Task goal:
Leaving out every picture, quote the data below exactly as it appears.

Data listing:
· · · · ·

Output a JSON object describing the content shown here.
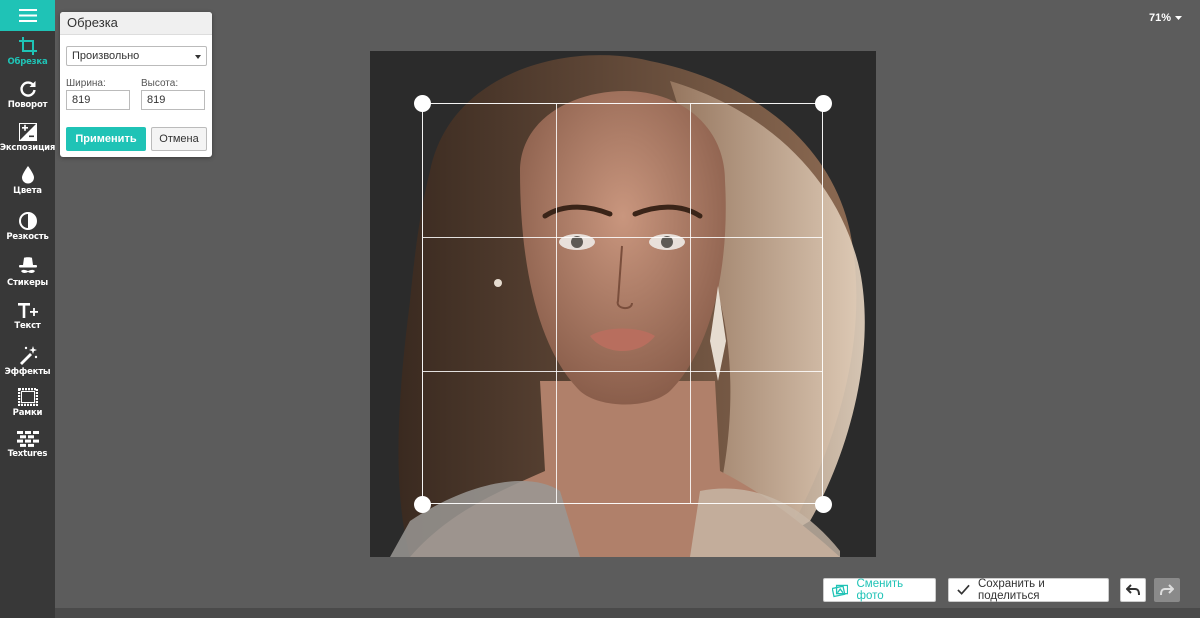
{
  "sidebar": {
    "menu_icon": "hamburger-icon",
    "tools": [
      {
        "label": "Обрезка",
        "icon": "crop-icon",
        "active": true
      },
      {
        "label": "Поворот",
        "icon": "rotate-icon"
      },
      {
        "label": "Экспозиция",
        "icon": "exposure-icon"
      },
      {
        "label": "Цвета",
        "icon": "drop-icon"
      },
      {
        "label": "Резкость",
        "icon": "half-circle-icon"
      },
      {
        "label": "Стикеры",
        "icon": "hat-mustache-icon"
      },
      {
        "label": "Текст",
        "icon": "text-plus-icon"
      },
      {
        "label": "Эффекты",
        "icon": "magic-wand-icon"
      },
      {
        "label": "Рамки",
        "icon": "frame-icon"
      },
      {
        "label": "Textures",
        "icon": "texture-icon"
      }
    ]
  },
  "zoom": {
    "label": "71%"
  },
  "crop_panel": {
    "title": "Обрезка",
    "ratio_select": "Произвольно",
    "width_label": "Ширина:",
    "width_value": "819",
    "height_label": "Высота:",
    "height_value": "819",
    "apply_label": "Применить",
    "cancel_label": "Отмена"
  },
  "actions": {
    "change_photo_label": "Сменить фото",
    "save_share_label": "Сохранить и поделиться"
  },
  "colors": {
    "accent": "#1fc3b6",
    "sidebar_bg": "#383838",
    "workspace_bg": "#5c5c5c"
  }
}
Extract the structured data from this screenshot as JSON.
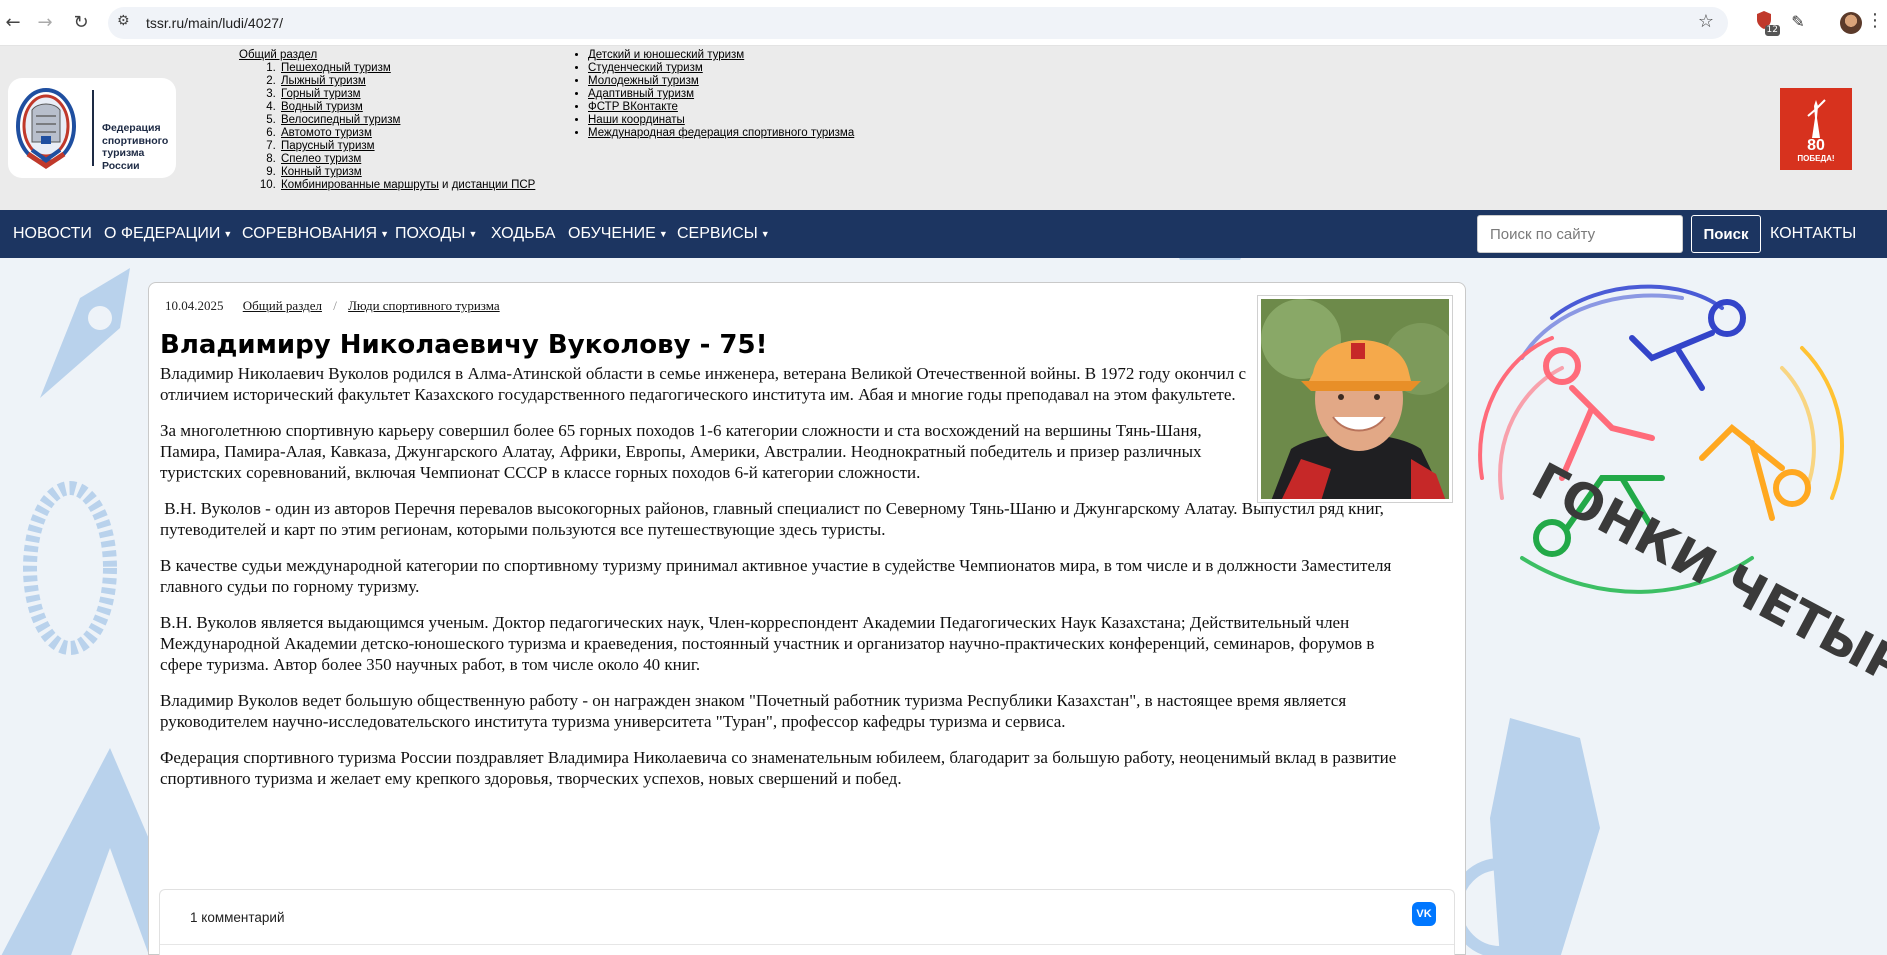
{
  "browser": {
    "url": "tssr.ru/main/ludi/4027/",
    "extension_badge": "12"
  },
  "header": {
    "logo_text": "Федерация спортивного туризма России",
    "general_section": "Общий раздел",
    "tourism_types": [
      "Пешеходный туризм",
      "Лыжный туризм",
      "Горный туризм",
      "Водный туризм",
      "Велосипедный туризм",
      "Автомото туризм",
      "Парусный туризм",
      "Спелео туризм",
      "Конный туризм"
    ],
    "tourism_type_10": {
      "link1": "Комбинированные маршруты",
      "joiner": " и ",
      "link2": "дистанции ПСР"
    },
    "right_links": [
      "Детский и юношеский туризм",
      "Студенческий туризм",
      "Молодежный туризм",
      "Адаптивный туризм",
      "ФСТР ВКонтакте",
      "Наши координаты",
      "Международная федерация спортивного туризма"
    ],
    "victory_badge": {
      "number": "80",
      "text": "ПОБЕДА!"
    }
  },
  "navbar": {
    "items": [
      "НОВОСТИ",
      "О ФЕДЕРАЦИИ",
      "СОРЕВНОВАНИЯ",
      "ПОХОДЫ",
      "ХОДЬБА",
      "ОБУЧЕНИЕ",
      "СЕРВИСЫ"
    ],
    "search_placeholder": "Поиск по сайту",
    "search_button": "Поиск",
    "contacts": "КОНТАКТЫ"
  },
  "side_banner": {
    "text": "ГОНКИ ЧЕТЫРЕХ"
  },
  "article": {
    "date": "10.04.2025",
    "breadcrumbs": [
      "Общий раздел",
      "Люди спортивного туризма"
    ],
    "title": "Владимиру Николаевичу Вуколову - 75!",
    "paragraphs": [
      "Владимир Николаевич Вуколов родился в Алма-Атинской области в семье инженера, ветерана Великой Отечественной войны. В 1972 году окончил с отличием исторический факультет Казахского государственного педагогического института им. Абая и многие годы преподавал на этом факультете.",
      "За многолетнюю спортивную карьеру совершил более 65 горных походов 1-6 категории сложности и ста восхождений на вершины Тянь-Шаня, Памира, Памира-Алая, Кавказа, Джунгарского Алатау, Африки, Европы, Америки, Австралии. Неоднократный победитель и призер различных туристских соревнований, включая  Чемпионат СССР в классе горных походов 6-й категории сложности.",
      " В.Н. Вуколов - один из авторов Перечня перевалов высокогорных районов, главный специалист по Северному Тянь-Шаню и Джунгарскому Алатау. Выпустил ряд книг, путеводителей и карт по этим регионам, которыми пользуются все путешествующие здесь туристы.",
      "В качестве судьи международной категории по спортивному туризму принимал активное участие в судействе Чемпионатов мира, в том числе и в должности Заместителя главного судьи по горному туризму.",
      "В.Н. Вуколов является выдающимся ученым. Доктор педагогических наук, Член-корреспондент Академии Педагогических Наук Казахстана; Действительный член Международной Академии детско-юношеского туризма и краеведения, постоянный участник и организатор научно-практических конференций, семинаров, форумов в сфере туризма. Автор более 350 научных работ, в том числе около 40 книг.",
      "Владимир Вуколов ведет большую общественную работу - он награжден знаком \"Почетный работник туризма Республики Казахстан\", в настоящее время является руководителем научно-исследовательского института туризма университета \"Туран\", профессор кафедры туризма и сервиса.",
      "Федерация спортивного туризма России  поздравляет Владимира Николаевича со знаменательным  юбилеем, благодарит за большую работу, неоценимый вклад  в  развитие  спортивного туризма и желает ему крепкого здоровья, творческих успехов, новых свершений и побед."
    ]
  },
  "comments": {
    "count_label": "1 комментарий",
    "vk_label": "VK"
  }
}
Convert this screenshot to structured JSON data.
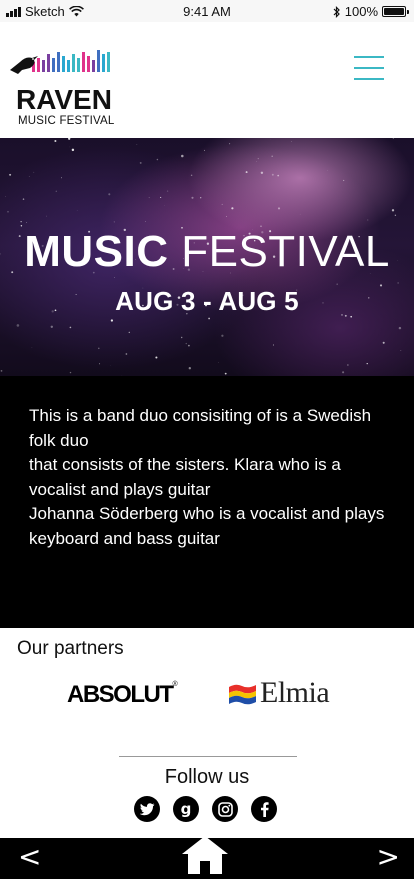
{
  "status_bar": {
    "carrier": "Sketch",
    "time": "9:41 AM",
    "battery_percent": "100%",
    "battery_level": 1.0
  },
  "header": {
    "logo_title": "RAVEN",
    "logo_subtitle": "MUSIC FESTIVAL",
    "menu_icon": "hamburger-icon",
    "accent_color": "#3bb8c4"
  },
  "hero": {
    "title_bold": "MUSIC",
    "title_light": "FESTIVAL",
    "dates": "AUG 3 - AUG 5"
  },
  "description": {
    "lines": [
      "This is a band duo consisiting of  is a Swedish folk duo",
      "that consists of the sisters. Klara  who is a vocalist  and plays guitar",
      "Johanna Söderberg  who is  a vocalist and plays keyboard and bass guitar"
    ]
  },
  "partners": {
    "title": "Our partners",
    "logos": [
      {
        "name": "ABSOLUT",
        "mark": "®"
      },
      {
        "name": "Elmia"
      }
    ]
  },
  "follow": {
    "title": "Follow us",
    "socials": [
      "twitter-icon",
      "google-plus-icon",
      "instagram-icon",
      "facebook-icon"
    ]
  },
  "bottom_nav": {
    "prev_label": "<",
    "next_label": ">",
    "home_icon": "home-icon"
  }
}
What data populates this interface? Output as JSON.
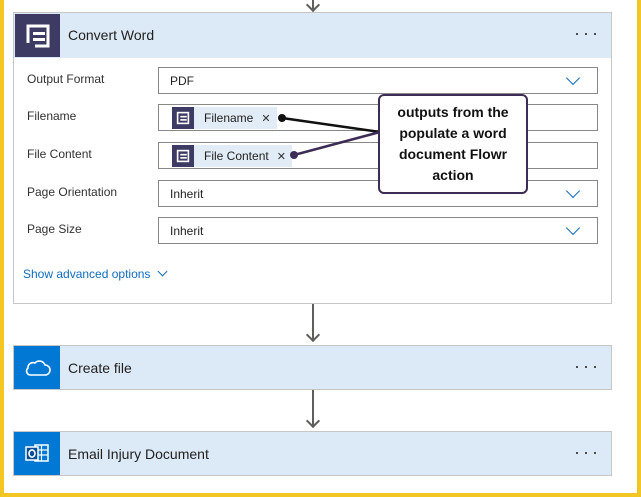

· · · · ·

Final result:
Output a JSON object describing the content shown here.
{
  "sidebar": {
    "menu_icon": "hamburger-icon",
    "tools": [
      {
        "label": "Обрезка",
        "icon": "crop-icon",
        "active": true
      },
      {
        "label": "Поворот",
        "icon": "rotate-icon"
      },
      {
        "label": "Экспозиция",
        "icon": "exposure-icon"
      },
      {
        "label": "Цвета",
        "icon": "drop-icon"
      },
      {
        "label": "Резкость",
        "icon": "half-circle-icon"
      },
      {
        "label": "Стикеры",
        "icon": "hat-mustache-icon"
      },
      {
        "label": "Текст",
        "icon": "text-plus-icon"
      },
      {
        "label": "Эффекты",
        "icon": "magic-wand-icon"
      },
      {
        "label": "Рамки",
        "icon": "frame-icon"
      },
      {
        "label": "Textures",
        "icon": "texture-icon"
      }
    ]
  },
  "zoom": {
    "label": "71%"
  },
  "crop_panel": {
    "title": "Обрезка",
    "ratio_select": "Произвольно",
    "width_label": "Ширина:",
    "width_value": "819",
    "height_label": "Высота:",
    "height_value": "819",
    "apply_label": "Применить",
    "cancel_label": "Отмена"
  },
  "actions": {
    "change_photo_label": "Сменить фото",
    "save_share_label": "Сохранить и поделиться"
  },
  "colors": {
    "accent": "#1fc3b6",
    "sidebar_bg": "#383838",
    "workspace_bg": "#5c5c5c"
  }
}
Extract the structured data from this screenshot as JSON.
{
  "browser": {
    "url": "tssr.ru/main/ludi/4027/",
    "extension_badge": "12"
  },
  "header": {
    "logo_text": "Федерация спортивного туризма России",
    "general_section": "Общий раздел",
    "tourism_types": [
      "Пешеходный туризм",
      "Лыжный туризм",
      "Горный туризм",
      "Водный туризм",
      "Велосипедный туризм",
      "Автомото туризм",
      "Парусный туризм",
      "Спелео туризм",
      "Конный туризм"
    ],
    "tourism_type_10": {
      "link1": "Комбинированные маршруты",
      "joiner": " и ",
      "link2": "дистанции ПСР"
    },
    "right_links": [
      "Детский и юношеский туризм",
      "Студенческий туризм",
      "Молодежный туризм",
      "Адаптивный туризм",
      "ФСТР ВКонтакте",
      "Наши координаты",
      "Международная федерация спортивного туризма"
    ],
    "victory_badge": {
      "number": "80",
      "text": "ПОБЕДА!"
    }
  },
  "navbar": {
    "items": [
      "НОВОСТИ",
      "О ФЕДЕРАЦИИ",
      "СОРЕВНОВАНИЯ",
      "ПОХОДЫ",
      "ХОДЬБА",
      "ОБУЧЕНИЕ",
      "СЕРВИСЫ"
    ],
    "search_placeholder": "Поиск по сайту",
    "search_button": "Поиск",
    "contacts": "КОНТАКТЫ"
  },
  "side_banner": {
    "text": "ГОНКИ ЧЕТЫРЕХ"
  },
  "article": {
    "date": "10.04.2025",
    "breadcrumbs": [
      "Общий раздел",
      "Люди спортивного туризма"
    ],
    "title": "Владимиру Николаевичу Вуколову - 75!",
    "paragraphs": [
      "Владимир Николаевич Вуколов родился в Алма-Атинской области в семье инженера, ветерана Великой Отечественной войны. В 1972 году окончил с отличием исторический факультет Казахского государственного педагогического института им. Абая и многие годы преподавал на этом факультете.",
      "За многолетнюю спортивную карьеру совершил более 65 горных походов 1-6 категории сложности и ста восхождений на вершины Тянь-Шаня, Памира, Памира-Алая, Кавказа, Джунгарского Алатау, Африки, Европы, Америки, Австралии. Неоднократный победитель и призер различных туристских соревнований, включая  Чемпионат СССР в классе горных походов 6-й категории сложности.",
      " В.Н. Вуколов - один из авторов Перечня перевалов высокогорных районов, главный специалист по Северному Тянь-Шаню и Джунгарскому Алатау. Выпустил ряд книг, путеводителей и карт по этим регионам, которыми пользуются все путешествующие здесь туристы.",
      "В качестве судьи международной категории по спортивному туризму принимал активное участие в судействе Чемпионатов мира, в том числе и в должности Заместителя главного судьи по горному туризму.",
      "В.Н. Вуколов является выдающимся ученым. Доктор педагогических наук, Член-корреспондент Академии Педагогических Наук Казахстана; Действительный член Международной Академии детско-юношеского туризма и краеведения, постоянный участник и организатор научно-практических конференций, семинаров, форумов в сфере туризма. Автор более 350 научных работ, в том числе около 40 книг.",
      "Владимир Вуколов ведет большую общественную работу - он награжден знаком \"Почетный работник туризма Республики Казахстан\", в настоящее время является руководителем научно-исследовательского института туризма университета \"Туран\", профессор кафедры туризма и сервиса.",
      "Федерация спортивного туризма России  поздравляет Владимира Николаевича со знаменательным  юбилеем, благодарит за большую работу, неоценимый вклад  в  развитие  спортивного туризма и желает ему крепкого здоровья, творческих успехов, новых свершений и побед."
    ]
  },
  "comments": {
    "count_label": "1 комментарий",
    "vk_label": "VK"
  }
}
Convert this screenshot to structured JSON data.
{
  "status_bar": {
    "carrier": "Sketch",
    "time": "9:41 AM",
    "battery_percent": "100%",
    "battery_level": 1.0
  },
  "header": {
    "logo_title": "RAVEN",
    "logo_subtitle": "MUSIC FESTIVAL",
    "menu_icon": "hamburger-icon",
    "accent_color": "#3bb8c4"
  },
  "hero": {
    "title_bold": "MUSIC",
    "title_light": "FESTIVAL",
    "dates": "AUG 3 - AUG 5"
  },
  "description": {
    "lines": [
      "This is a band duo consisiting of  is a Swedish folk duo",
      "that consists of the sisters. Klara  who is a vocalist  and plays guitar",
      "Johanna Söderberg  who is  a vocalist and plays keyboard and bass guitar"
    ]
  },
  "partners": {
    "title": "Our partners",
    "logos": [
      {
        "name": "ABSOLUT",
        "mark": "®"
      },
      {
        "name": "Elmia"
      }
    ]
  },
  "follow": {
    "title": "Follow us",
    "socials": [
      "twitter-icon",
      "google-plus-icon",
      "instagram-icon",
      "facebook-icon"
    ]
  },
  "bottom_nav": {
    "prev_label": "<",
    "next_label": ">",
    "home_icon": "home-icon"
  }
}
What data populates this interface? Output as JSON.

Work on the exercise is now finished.